• _Required work_
Retype all of the data exactly as given.

• _Records for processing_
**********
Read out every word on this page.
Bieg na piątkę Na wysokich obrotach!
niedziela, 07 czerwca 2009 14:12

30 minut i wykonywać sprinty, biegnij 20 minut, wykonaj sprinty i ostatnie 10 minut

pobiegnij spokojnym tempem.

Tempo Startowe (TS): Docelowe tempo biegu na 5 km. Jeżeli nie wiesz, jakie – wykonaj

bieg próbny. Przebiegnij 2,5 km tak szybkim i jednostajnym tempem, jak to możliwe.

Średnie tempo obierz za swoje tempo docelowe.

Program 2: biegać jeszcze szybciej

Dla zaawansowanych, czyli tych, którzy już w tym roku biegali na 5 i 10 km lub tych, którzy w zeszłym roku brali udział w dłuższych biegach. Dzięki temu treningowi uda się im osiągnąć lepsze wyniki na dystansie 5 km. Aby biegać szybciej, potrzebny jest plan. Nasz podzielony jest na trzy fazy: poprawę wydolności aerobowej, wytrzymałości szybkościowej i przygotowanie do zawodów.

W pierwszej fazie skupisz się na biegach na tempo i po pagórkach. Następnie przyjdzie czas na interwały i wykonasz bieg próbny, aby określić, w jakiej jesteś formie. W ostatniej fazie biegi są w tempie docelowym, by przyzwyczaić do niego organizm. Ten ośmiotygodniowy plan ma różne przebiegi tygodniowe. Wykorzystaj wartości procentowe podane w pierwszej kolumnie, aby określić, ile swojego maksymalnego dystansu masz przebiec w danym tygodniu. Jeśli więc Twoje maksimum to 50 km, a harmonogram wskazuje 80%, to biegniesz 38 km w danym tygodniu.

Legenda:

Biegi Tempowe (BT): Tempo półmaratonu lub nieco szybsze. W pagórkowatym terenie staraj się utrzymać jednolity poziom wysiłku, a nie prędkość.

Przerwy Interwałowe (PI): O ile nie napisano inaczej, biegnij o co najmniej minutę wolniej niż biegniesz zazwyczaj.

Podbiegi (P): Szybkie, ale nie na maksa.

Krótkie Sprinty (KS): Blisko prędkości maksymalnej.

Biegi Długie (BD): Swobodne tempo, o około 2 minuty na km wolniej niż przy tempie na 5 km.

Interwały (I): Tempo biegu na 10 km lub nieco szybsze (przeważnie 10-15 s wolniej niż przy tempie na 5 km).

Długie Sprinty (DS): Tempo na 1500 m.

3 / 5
**********
• _Exercise output_
Read out every word on this page.
Bieg na piątkę Na wysokich obrotach!
niedziela, 07 czerwca 2009 14:12

30 minut i wykonywać sprinty, biegnij 20 minut, wykonaj sprinty i ostatnie 10 minut

pobiegnij spokojnym tempem.

Tempo Startowe (TS): Docelowe tempo biegu na 5 km. Jeżeli nie wiesz, jakie – wykonaj

bieg próbny. Przebiegnij 2,5 km tak szybkim i jednostajnym tempem, jak to możliwe.

Średnie tempo obierz za swoje tempo docelowe.

Program 2: biegać jeszcze szybciej

Dla zaawansowanych, czyli tych, którzy już w tym roku biegali na 5 i 10 km lub tych, którzy w zeszłym roku brali udział w dłuższych biegach. Dzięki temu treningowi uda się im osiągnąć lepsze wyniki na dystansie 5 km. Aby biegać szybciej, potrzebny jest plan. Nasz podzielony jest na trzy fazy: poprawę wydolności aerobowej, wytrzymałości szybkościowej i przygotowanie do zawodów.

W pierwszej fazie skupisz się na biegach na tempo i po pagórkach. Następnie przyjdzie czas na interwały i wykonasz bieg próbny, aby określić, w jakiej jesteś formie. W ostatniej fazie biegi są w tempie docelowym, by przyzwyczaić do niego organizm. Ten ośmiotygodniowy plan ma różne przebiegi tygodniowe. Wykorzystaj wartości procentowe podane w pierwszej kolumnie, aby określić, ile swojego maksymalnego dystansu masz przebiec w danym tygodniu. Jeśli więc Twoje maksimum to 50 km, a harmonogram wskazuje 80%, to biegniesz 38 km w danym tygodniu.

Legenda:

Biegi Tempowe (BT): Tempo półmaratonu lub nieco szybsze. W pagórkowatym terenie staraj się utrzymać jednolity poziom wysiłku, a nie prędkość.

Przerwy Interwałowe (PI): O ile nie napisano inaczej, biegnij o co najmniej minutę wolniej niż biegniesz zazwyczaj.

Podbiegi (P): Szybkie, ale nie na maksa.

Krótkie Sprinty (KS): Blisko prędkości maksymalnej.

Biegi Długie (BD): Swobodne tempo, o około 2 minuty na km wolniej niż przy tempie na 5 km.

Interwały (I): Tempo biegu na 10 km lub nieco szybsze (przeważnie 10-15 s wolniej niż przy tempie na 5 km).

Długie Sprinty (DS): Tempo na 1500 m.

3 / 5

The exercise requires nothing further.